** Start of DATA **

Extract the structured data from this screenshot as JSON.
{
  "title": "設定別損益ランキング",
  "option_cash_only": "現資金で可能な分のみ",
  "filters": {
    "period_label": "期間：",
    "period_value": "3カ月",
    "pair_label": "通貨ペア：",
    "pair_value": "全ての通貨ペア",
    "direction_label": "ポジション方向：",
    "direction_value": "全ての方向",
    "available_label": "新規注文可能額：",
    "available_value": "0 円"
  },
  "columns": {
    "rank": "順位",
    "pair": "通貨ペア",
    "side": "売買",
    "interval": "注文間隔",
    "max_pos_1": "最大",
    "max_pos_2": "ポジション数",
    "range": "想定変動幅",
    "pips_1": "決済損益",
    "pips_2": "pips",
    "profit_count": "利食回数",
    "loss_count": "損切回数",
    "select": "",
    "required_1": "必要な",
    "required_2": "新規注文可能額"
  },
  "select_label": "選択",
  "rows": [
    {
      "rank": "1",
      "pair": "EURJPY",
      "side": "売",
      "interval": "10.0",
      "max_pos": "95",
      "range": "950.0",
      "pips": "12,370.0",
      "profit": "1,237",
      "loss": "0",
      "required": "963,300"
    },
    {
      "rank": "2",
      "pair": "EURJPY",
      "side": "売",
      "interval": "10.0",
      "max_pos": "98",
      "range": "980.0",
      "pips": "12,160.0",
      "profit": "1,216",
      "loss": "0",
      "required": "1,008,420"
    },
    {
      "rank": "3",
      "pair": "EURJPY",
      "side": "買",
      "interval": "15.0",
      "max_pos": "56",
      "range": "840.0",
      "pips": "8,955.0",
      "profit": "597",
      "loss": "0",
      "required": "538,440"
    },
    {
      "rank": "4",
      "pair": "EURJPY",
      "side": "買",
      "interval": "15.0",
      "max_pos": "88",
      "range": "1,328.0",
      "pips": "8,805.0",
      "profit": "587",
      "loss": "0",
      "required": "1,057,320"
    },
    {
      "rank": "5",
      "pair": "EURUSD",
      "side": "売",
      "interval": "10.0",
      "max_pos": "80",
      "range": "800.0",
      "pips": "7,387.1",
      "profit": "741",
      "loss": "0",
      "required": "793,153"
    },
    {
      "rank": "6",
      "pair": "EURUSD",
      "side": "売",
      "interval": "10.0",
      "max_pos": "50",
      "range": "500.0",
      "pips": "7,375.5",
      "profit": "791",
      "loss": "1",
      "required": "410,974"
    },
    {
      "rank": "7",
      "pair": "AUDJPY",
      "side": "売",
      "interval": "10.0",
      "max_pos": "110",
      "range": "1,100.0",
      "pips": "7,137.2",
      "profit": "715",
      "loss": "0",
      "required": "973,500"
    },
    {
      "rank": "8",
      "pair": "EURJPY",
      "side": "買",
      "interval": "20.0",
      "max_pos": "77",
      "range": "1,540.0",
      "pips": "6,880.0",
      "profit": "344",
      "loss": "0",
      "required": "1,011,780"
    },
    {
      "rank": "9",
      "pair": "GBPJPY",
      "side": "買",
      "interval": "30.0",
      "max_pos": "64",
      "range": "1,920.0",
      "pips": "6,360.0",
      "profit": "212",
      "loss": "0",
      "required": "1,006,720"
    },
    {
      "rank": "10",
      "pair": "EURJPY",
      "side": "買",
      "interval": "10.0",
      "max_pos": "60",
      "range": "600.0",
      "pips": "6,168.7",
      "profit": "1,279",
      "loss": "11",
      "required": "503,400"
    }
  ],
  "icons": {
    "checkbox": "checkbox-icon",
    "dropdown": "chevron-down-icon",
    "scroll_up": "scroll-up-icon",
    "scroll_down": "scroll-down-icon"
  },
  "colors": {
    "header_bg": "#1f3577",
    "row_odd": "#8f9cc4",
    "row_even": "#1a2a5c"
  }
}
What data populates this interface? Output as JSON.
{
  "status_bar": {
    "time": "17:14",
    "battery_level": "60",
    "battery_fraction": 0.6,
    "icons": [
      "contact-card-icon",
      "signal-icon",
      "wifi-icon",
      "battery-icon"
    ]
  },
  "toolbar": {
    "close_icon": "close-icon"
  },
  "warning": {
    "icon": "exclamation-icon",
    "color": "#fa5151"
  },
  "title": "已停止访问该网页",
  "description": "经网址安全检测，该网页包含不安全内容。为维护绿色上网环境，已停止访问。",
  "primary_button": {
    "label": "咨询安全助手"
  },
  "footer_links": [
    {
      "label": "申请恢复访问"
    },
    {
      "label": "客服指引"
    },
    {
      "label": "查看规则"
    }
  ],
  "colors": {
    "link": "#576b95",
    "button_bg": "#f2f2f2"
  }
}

** End of DATA **

- **GIVEN TASK**: Go through the material above line by line and copy it exactly.

- **TASK RESPONSE**:
Extract the structured data from this screenshot as JSON.
{
  "title": "設定別損益ランキング",
  "option_cash_only": "現資金で可能な分のみ",
  "filters": {
    "period_label": "期間：",
    "period_value": "3カ月",
    "pair_label": "通貨ペア：",
    "pair_value": "全ての通貨ペア",
    "direction_label": "ポジション方向：",
    "direction_value": "全ての方向",
    "available_label": "新規注文可能額：",
    "available_value": "0 円"
  },
  "columns": {
    "rank": "順位",
    "pair": "通貨ペア",
    "side": "売買",
    "interval": "注文間隔",
    "max_pos_1": "最大",
    "max_pos_2": "ポジション数",
    "range": "想定変動幅",
    "pips_1": "決済損益",
    "pips_2": "pips",
    "profit_count": "利食回数",
    "loss_count": "損切回数",
    "select": "",
    "required_1": "必要な",
    "required_2": "新規注文可能額"
  },
  "select_label": "選択",
  "rows": [
    {
      "rank": "1",
      "pair": "EURJPY",
      "side": "売",
      "interval": "10.0",
      "max_pos": "95",
      "range": "950.0",
      "pips": "12,370.0",
      "profit": "1,237",
      "loss": "0",
      "required": "963,300"
    },
    {
      "rank": "2",
      "pair": "EURJPY",
      "side": "売",
      "interval": "10.0",
      "max_pos": "98",
      "range": "980.0",
      "pips": "12,160.0",
      "profit": "1,216",
      "loss": "0",
      "required": "1,008,420"
    },
    {
      "rank": "3",
      "pair": "EURJPY",
      "side": "買",
      "interval": "15.0",
      "max_pos": "56",
      "range": "840.0",
      "pips": "8,955.0",
      "profit": "597",
      "loss": "0",
      "required": "538,440"
    },
    {
      "rank": "4",
      "pair": "EURJPY",
      "side": "買",
      "interval": "15.0",
      "max_pos": "88",
      "range": "1,328.0",
      "pips": "8,805.0",
      "profit": "587",
      "loss": "0",
      "required": "1,057,320"
    },
    {
      "rank": "5",
      "pair": "EURUSD",
      "side": "売",
      "interval": "10.0",
      "max_pos": "80",
      "range": "800.0",
      "pips": "7,387.1",
      "profit": "741",
      "loss": "0",
      "required": "793,153"
    },
    {
      "rank": "6",
      "pair": "EURUSD",
      "side": "売",
      "interval": "10.0",
      "max_pos": "50",
      "range": "500.0",
      "pips": "7,375.5",
      "profit": "791",
      "loss": "1",
      "required": "410,974"
    },
    {
      "rank": "7",
      "pair": "AUDJPY",
      "side": "売",
      "interval": "10.0",
      "max_pos": "110",
      "range": "1,100.0",
      "pips": "7,137.2",
      "profit": "715",
      "loss": "0",
      "required": "973,500"
    },
    {
      "rank": "8",
      "pair": "EURJPY",
      "side": "買",
      "interval": "20.0",
      "max_pos": "77",
      "range": "1,540.0",
      "pips": "6,880.0",
      "profit": "344",
      "loss": "0",
      "required": "1,011,780"
    },
    {
      "rank": "9",
      "pair": "GBPJPY",
      "side": "買",
      "interval": "30.0",
      "max_pos": "64",
      "range": "1,920.0",
      "pips": "6,360.0",
      "profit": "212",
      "loss": "0",
      "required": "1,006,720"
    },
    {
      "rank": "10",
      "pair": "EURJPY",
      "side": "買",
      "interval": "10.0",
      "max_pos": "60",
      "range": "600.0",
      "pips": "6,168.7",
      "profit": "1,279",
      "loss": "11",
      "required": "503,400"
    }
  ],
  "icons": {
    "checkbox": "checkbox-icon",
    "dropdown": "chevron-down-icon",
    "scroll_up": "scroll-up-icon",
    "scroll_down": "scroll-down-icon"
  },
  "colors": {
    "header_bg": "#1f3577",
    "row_odd": "#8f9cc4",
    "row_even": "#1a2a5c"
  }
}
What data populates this interface? Output as JSON.
{
  "status_bar": {
    "time": "17:14",
    "battery_level": "60",
    "battery_fraction": 0.6,
    "icons": [
      "contact-card-icon",
      "signal-icon",
      "wifi-icon",
      "battery-icon"
    ]
  },
  "toolbar": {
    "close_icon": "close-icon"
  },
  "warning": {
    "icon": "exclamation-icon",
    "color": "#fa5151"
  },
  "title": "已停止访问该网页",
  "description": "经网址安全检测，该网页包含不安全内容。为维护绿色上网环境，已停止访问。",
  "primary_button": {
    "label": "咨询安全助手"
  },
  "footer_links": [
    {
      "label": "申请恢复访问"
    },
    {
      "label": "客服指引"
    },
    {
      "label": "查看规则"
    }
  ],
  "colors": {
    "link": "#576b95",
    "button_bg": "#f2f2f2"
  }
}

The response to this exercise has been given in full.